- _TEXTE À LIRE_:

Déclarations et discours Multiple Mechanisms FR
Devant l’Instance permanente pour les personnes d’ascendance africaine, Volker Türk appelle à agir de toute urgence contre le racisme et autres vestiges du colonialisme
19 avril 2024
Prononcé par
Volker Türk, Haut-Commissaire des Nations Unies aux droits de l’homme
À
Instance permanente pour les personnes d’ascendance africaine
Lieu
Geneva
Madame la Présidente,
Chers membres de l’Instance permanente,
Chers collègues et amis,
Je suis ravi de m’entretenir avec vous cet après-midi. Je suis revenu ce matin d’une mission importante en République démocratique du Congo, c’est pourquoi je n’ai pas pu me joindre à vous plus tôt. Il était selon moi essentiel d’attirer l’attention de la communauté internationale sur les immenses souffrances des populations de l’est du pays qui ont été frappées par des cycles de conflits, de déplacements et de désespoir.
Je saisis cette occasion pour vous féliciter, Madame l’Ambassadrice June Soomer, pour votre nomination à la présidence de l’Instance permanente pour les personnes d’ascendance africaine, et pour vous remercier, Madame Epsy Campbell Barr, pour le rôle de premier plan que vous avez joué durant la précédente présidence.
Il est merveilleux de voir une participation aussi diversifiée et vocale de la part de personnes d’ascendance africaine venant du monde entier.

- _CONTENU DES DONNÉES_:

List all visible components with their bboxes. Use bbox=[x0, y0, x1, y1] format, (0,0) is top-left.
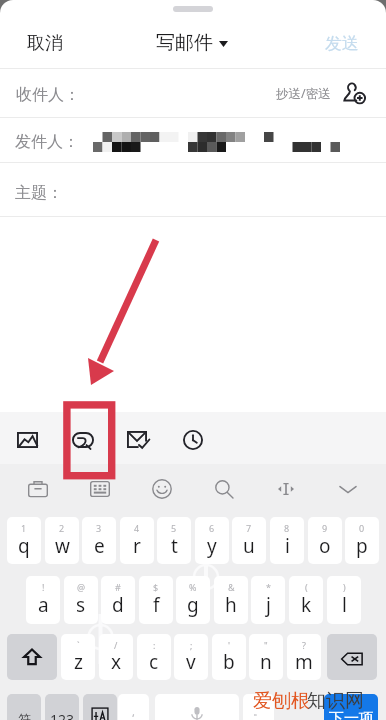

- _CONSIGNE_: Prolongez le discours devant l'Instance permanente en reprenant juste après sa dernière phrase. Le listing provient d'une source distincte du discours devant l'Instance permanente.

- _RÉSULTAT ATTENDU_:
Je ne saurais trop insister sur l’importance de cette vaste Instance permanente, que vous avez souhaitée, pour rassembler les militants d’ascendance africaine et les États afin de concevoir une action globale visant à éliminer le racisme, la discrimination raciale, la xénophobie et l’intolérance qui y est associée.
À celles et ceux d’entre vous qui apportent leur expérience, leurs connaissances et leur expertise à ces discussions : vos contributions au mouvement de lutte contre le racisme ont des répercussions dans le monde entier. Elles révèlent l’ampleur des difficultés auxquelles sont confrontées les personnes d’ascendance africaine, notamment les femmes, les jeunes, les LGBTQ+ et les migrants.
En mettant en lumière vos initiatives et vos idées sur les moyens d’éliminer le racisme systémique, ainsi que ses liens pernicieux avec d’autres formes de discrimination, cette Instance ouvre également de nouvelles voies vers un changement profond.
Je vous remercie toutes et tous pour votre détermination et votre vision.
Le HCDH se tient à vos côtés dans cette lutte pour la justice.
En tant que coordinateur de la Décennie internationale des personnes d’ascendance africaine, je me joins à l’appel que vous avez lancé aux États pour qu’ils proclament une deuxième décennie, afin que nous puissions nous appuyer sur les progrès réalisés jusqu’à présent et relever les nombreux défis qui subsistent.
Je me joins à vos appels à l’action, dès maintenant.
Des siècles d’esclavage, de traite et d’oppression coloniale subis par les personnes d’ascendance africaine ont façonné et alimenté le racisme systémique et la discrimination raciale actuels.
D’autres formes d’oppression sont également enracinées dans ce terrible héritage.
Ces derniers jours, lors de ma visite en République démocratique du Congo, il m’est apparu évident que l’exploitation sans scrupules des remarquables ressources naturelles du pays est à l’origine de nombreux conflits. Les initiatives économiques d’exploitation appauvrissent la population locale au lieu de lui profiter, ces abus découlant en partie d’une longue histoire de violations atroces des droits de l’homme.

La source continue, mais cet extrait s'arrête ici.